§ Task brief:
Transcribe the whole listing below without changing a word, but leave out every image.

-- START --

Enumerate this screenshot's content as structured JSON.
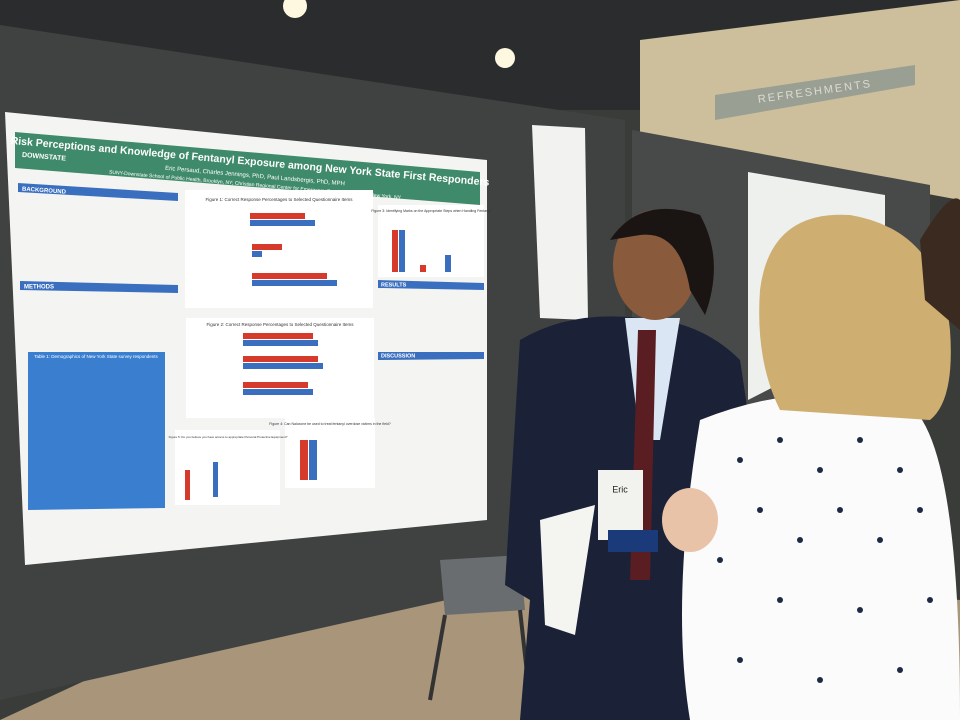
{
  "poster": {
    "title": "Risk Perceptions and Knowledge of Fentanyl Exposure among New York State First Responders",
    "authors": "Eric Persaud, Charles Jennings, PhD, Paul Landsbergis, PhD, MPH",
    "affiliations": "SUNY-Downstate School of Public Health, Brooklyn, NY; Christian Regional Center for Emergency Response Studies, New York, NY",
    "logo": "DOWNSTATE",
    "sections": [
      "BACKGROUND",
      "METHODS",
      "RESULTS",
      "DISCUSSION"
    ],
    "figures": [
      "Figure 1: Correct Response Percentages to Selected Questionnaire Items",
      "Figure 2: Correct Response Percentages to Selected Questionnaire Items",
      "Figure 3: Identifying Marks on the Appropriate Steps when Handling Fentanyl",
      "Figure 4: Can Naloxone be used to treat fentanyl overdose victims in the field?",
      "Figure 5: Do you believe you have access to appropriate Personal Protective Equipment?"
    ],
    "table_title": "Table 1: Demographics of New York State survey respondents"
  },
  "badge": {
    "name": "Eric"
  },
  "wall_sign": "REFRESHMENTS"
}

-- END --

§ Completed exercise:
Enumerate this screenshot's content as structured JSON.
{
  "poster": {
    "title": "Risk Perceptions and Knowledge of Fentanyl Exposure among New York State First Responders",
    "authors": "Eric Persaud, Charles Jennings, PhD, Paul Landsbergis, PhD, MPH",
    "affiliations": "SUNY-Downstate School of Public Health, Brooklyn, NY; Christian Regional Center for Emergency Response Studies, New York, NY",
    "logo": "DOWNSTATE",
    "sections": [
      "BACKGROUND",
      "METHODS",
      "RESULTS",
      "DISCUSSION"
    ],
    "figures": [
      "Figure 1: Correct Response Percentages to Selected Questionnaire Items",
      "Figure 2: Correct Response Percentages to Selected Questionnaire Items",
      "Figure 3: Identifying Marks on the Appropriate Steps when Handling Fentanyl",
      "Figure 4: Can Naloxone be used to treat fentanyl overdose victims in the field?",
      "Figure 5: Do you believe you have access to appropriate Personal Protective Equipment?"
    ],
    "table_title": "Table 1: Demographics of New York State survey respondents"
  },
  "badge": {
    "name": "Eric"
  },
  "wall_sign": "REFRESHMENTS"
}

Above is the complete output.